» **Task objective**:
Write out the whole listing again, exactly as given.

» **Given information**:
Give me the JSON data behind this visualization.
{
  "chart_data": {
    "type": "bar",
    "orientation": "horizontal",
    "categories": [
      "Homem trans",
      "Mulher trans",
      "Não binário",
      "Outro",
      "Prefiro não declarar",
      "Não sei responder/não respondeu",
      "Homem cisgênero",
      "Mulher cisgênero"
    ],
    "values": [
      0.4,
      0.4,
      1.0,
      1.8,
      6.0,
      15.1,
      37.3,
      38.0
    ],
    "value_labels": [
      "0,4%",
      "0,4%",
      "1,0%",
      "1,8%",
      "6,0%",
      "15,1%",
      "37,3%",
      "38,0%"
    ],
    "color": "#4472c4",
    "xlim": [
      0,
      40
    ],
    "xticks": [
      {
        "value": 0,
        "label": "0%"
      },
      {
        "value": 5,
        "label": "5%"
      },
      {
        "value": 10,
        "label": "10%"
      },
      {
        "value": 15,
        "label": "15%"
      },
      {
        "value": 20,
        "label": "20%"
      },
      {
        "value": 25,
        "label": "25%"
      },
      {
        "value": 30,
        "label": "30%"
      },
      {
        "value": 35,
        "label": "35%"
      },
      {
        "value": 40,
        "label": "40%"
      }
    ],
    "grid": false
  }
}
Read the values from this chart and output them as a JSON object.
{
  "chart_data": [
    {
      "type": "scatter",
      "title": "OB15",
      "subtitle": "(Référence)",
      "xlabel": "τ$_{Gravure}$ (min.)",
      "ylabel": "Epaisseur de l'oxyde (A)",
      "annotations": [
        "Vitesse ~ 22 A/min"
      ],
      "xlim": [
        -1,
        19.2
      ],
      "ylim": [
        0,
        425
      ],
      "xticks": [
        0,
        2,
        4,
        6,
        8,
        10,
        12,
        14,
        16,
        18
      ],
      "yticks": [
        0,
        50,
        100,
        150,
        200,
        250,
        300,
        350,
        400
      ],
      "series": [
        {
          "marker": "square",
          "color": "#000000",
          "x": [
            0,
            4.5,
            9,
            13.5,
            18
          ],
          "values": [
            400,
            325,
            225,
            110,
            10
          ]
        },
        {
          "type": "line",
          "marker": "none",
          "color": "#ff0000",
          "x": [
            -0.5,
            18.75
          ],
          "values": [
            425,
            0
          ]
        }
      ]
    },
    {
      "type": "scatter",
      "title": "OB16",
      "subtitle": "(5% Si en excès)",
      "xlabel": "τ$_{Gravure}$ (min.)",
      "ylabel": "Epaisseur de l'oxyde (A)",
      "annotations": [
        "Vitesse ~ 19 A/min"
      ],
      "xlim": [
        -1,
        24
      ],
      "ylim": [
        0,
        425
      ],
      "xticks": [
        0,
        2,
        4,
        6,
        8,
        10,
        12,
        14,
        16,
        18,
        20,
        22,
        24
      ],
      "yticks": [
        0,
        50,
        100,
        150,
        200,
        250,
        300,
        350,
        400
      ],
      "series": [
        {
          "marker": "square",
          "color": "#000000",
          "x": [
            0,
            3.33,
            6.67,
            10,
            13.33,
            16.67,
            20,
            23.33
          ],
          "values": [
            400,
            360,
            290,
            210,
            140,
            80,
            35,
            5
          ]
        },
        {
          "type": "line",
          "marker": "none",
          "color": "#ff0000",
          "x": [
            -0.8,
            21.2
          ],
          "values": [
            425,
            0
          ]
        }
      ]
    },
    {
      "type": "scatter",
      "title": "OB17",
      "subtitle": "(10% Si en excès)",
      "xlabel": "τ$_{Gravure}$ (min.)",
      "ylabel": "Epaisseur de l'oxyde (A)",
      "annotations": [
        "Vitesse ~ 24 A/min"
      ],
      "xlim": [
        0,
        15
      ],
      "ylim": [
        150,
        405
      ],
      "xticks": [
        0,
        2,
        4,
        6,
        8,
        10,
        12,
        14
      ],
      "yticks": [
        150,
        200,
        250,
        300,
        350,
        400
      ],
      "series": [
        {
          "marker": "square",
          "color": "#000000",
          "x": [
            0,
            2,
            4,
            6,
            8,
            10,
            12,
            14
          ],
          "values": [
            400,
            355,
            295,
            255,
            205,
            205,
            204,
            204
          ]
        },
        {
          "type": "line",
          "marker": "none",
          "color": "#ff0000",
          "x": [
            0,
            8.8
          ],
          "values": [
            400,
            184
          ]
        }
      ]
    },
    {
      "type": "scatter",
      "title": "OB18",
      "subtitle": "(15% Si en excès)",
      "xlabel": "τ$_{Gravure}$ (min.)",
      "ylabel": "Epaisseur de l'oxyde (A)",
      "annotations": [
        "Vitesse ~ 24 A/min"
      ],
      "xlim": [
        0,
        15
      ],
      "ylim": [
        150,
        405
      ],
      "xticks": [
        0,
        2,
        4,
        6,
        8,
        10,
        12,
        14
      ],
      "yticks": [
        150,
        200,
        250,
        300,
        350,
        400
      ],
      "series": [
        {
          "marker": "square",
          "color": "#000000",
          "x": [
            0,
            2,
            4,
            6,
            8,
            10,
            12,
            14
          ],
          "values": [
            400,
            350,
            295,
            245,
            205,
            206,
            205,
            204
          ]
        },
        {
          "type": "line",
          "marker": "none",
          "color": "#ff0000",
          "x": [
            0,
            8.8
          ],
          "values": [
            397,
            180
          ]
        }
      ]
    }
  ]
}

» **Task response**:
Give me the JSON data behind this visualization.
{
  "chart_data": {
    "type": "bar",
    "orientation": "horizontal",
    "categories": [
      "Homem trans",
      "Mulher trans",
      "Não binário",
      "Outro",
      "Prefiro não declarar",
      "Não sei responder/não respondeu",
      "Homem cisgênero",
      "Mulher cisgênero"
    ],
    "values": [
      0.4,
      0.4,
      1.0,
      1.8,
      6.0,
      15.1,
      37.3,
      38.0
    ],
    "value_labels": [
      "0,4%",
      "0,4%",
      "1,0%",
      "1,8%",
      "6,0%",
      "15,1%",
      "37,3%",
      "38,0%"
    ],
    "color": "#4472c4",
    "xlim": [
      0,
      40
    ],
    "xticks": [
      {
        "value": 0,
        "label": "0%"
      },
      {
        "value": 5,
        "label": "5%"
      },
      {
        "value": 10,
        "label": "10%"
      },
      {
        "value": 15,
        "label": "15%"
      },
      {
        "value": 20,
        "label": "20%"
      },
      {
        "value": 25,
        "label": "25%"
      },
      {
        "value": 30,
        "label": "30%"
      },
      {
        "value": 35,
        "label": "35%"
      },
      {
        "value": 40,
        "label": "40%"
      }
    ],
    "grid": false
  }
}
Read the values from this chart and output them as a JSON object.
{
  "chart_data": [
    {
      "type": "scatter",
      "title": "OB15",
      "subtitle": "(Référence)",
      "xlabel": "τ$_{Gravure}$ (min.)",
      "ylabel": "Epaisseur de l'oxyde (A)",
      "annotations": [
        "Vitesse ~ 22 A/min"
      ],
      "xlim": [
        -1,
        19.2
      ],
      "ylim": [
        0,
        425
      ],
      "xticks": [
        0,
        2,
        4,
        6,
        8,
        10,
        12,
        14,
        16,
        18
      ],
      "yticks": [
        0,
        50,
        100,
        150,
        200,
        250,
        300,
        350,
        400
      ],
      "series": [
        {
          "marker": "square",
          "color": "#000000",
          "x": [
            0,
            4.5,
            9,
            13.5,
            18
          ],
          "values": [
            400,
            325,
            225,
            110,
            10
          ]
        },
        {
          "type": "line",
          "marker": "none",
          "color": "#ff0000",
          "x": [
            -0.5,
            18.75
          ],
          "values": [
            425,
            0
          ]
        }
      ]
    },
    {
      "type": "scatter",
      "title": "OB16",
      "subtitle": "(5% Si en excès)",
      "xlabel": "τ$_{Gravure}$ (min.)",
      "ylabel": "Epaisseur de l'oxyde (A)",
      "annotations": [
        "Vitesse ~ 19 A/min"
      ],
      "xlim": [
        -1,
        24
      ],
      "ylim": [
        0,
        425
      ],
      "xticks": [
        0,
        2,
        4,
        6,
        8,
        10,
        12,
        14,
        16,
        18,
        20,
        22,
        24
      ],
      "yticks": [
        0,
        50,
        100,
        150,
        200,
        250,
        300,
        350,
        400
      ],
      "series": [
        {
          "marker": "square",
          "color": "#000000",
          "x": [
            0,
            3.33,
            6.67,
            10,
            13.33,
            16.67,
            20,
            23.33
          ],
          "values": [
            400,
            360,
            290,
            210,
            140,
            80,
            35,
            5
          ]
        },
        {
          "type": "line",
          "marker": "none",
          "color": "#ff0000",
          "x": [
            -0.8,
            21.2
          ],
          "values": [
            425,
            0
          ]
        }
      ]
    },
    {
      "type": "scatter",
      "title": "OB17",
      "subtitle": "(10% Si en excès)",
      "xlabel": "τ$_{Gravure}$ (min.)",
      "ylabel": "Epaisseur de l'oxyde (A)",
      "annotations": [
        "Vitesse ~ 24 A/min"
      ],
      "xlim": [
        0,
        15
      ],
      "ylim": [
        150,
        405
      ],
      "xticks": [
        0,
        2,
        4,
        6,
        8,
        10,
        12,
        14
      ],
      "yticks": [
        150,
        200,
        250,
        300,
        350,
        400
      ],
      "series": [
        {
          "marker": "square",
          "color": "#000000",
          "x": [
            0,
            2,
            4,
            6,
            8,
            10,
            12,
            14
          ],
          "values": [
            400,
            355,
            295,
            255,
            205,
            205,
            204,
            204
          ]
        },
        {
          "type": "line",
          "marker": "none",
          "color": "#ff0000",
          "x": [
            0,
            8.8
          ],
          "values": [
            400,
            184
          ]
        }
      ]
    },
    {
      "type": "scatter",
      "title": "OB18",
      "subtitle": "(15% Si en excès)",
      "xlabel": "τ$_{Gravure}$ (min.)",
      "ylabel": "Epaisseur de l'oxyde (A)",
      "annotations": [
        "Vitesse ~ 24 A/min"
      ],
      "xlim": [
        0,
        15
      ],
      "ylim": [
        150,
        405
      ],
      "xticks": [
        0,
        2,
        4,
        6,
        8,
        10,
        12,
        14
      ],
      "yticks": [
        150,
        200,
        250,
        300,
        350,
        400
      ],
      "series": [
        {
          "marker": "square",
          "color": "#000000",
          "x": [
            0,
            2,
            4,
            6,
            8,
            10,
            12,
            14
          ],
          "values": [
            400,
            350,
            295,
            245,
            205,
            206,
            205,
            204
          ]
        },
        {
          "type": "line",
          "marker": "none",
          "color": "#ff0000",
          "x": [
            0,
            8.8
          ],
          "values": [
            397,
            180
          ]
        }
      ]
    }
  ]
}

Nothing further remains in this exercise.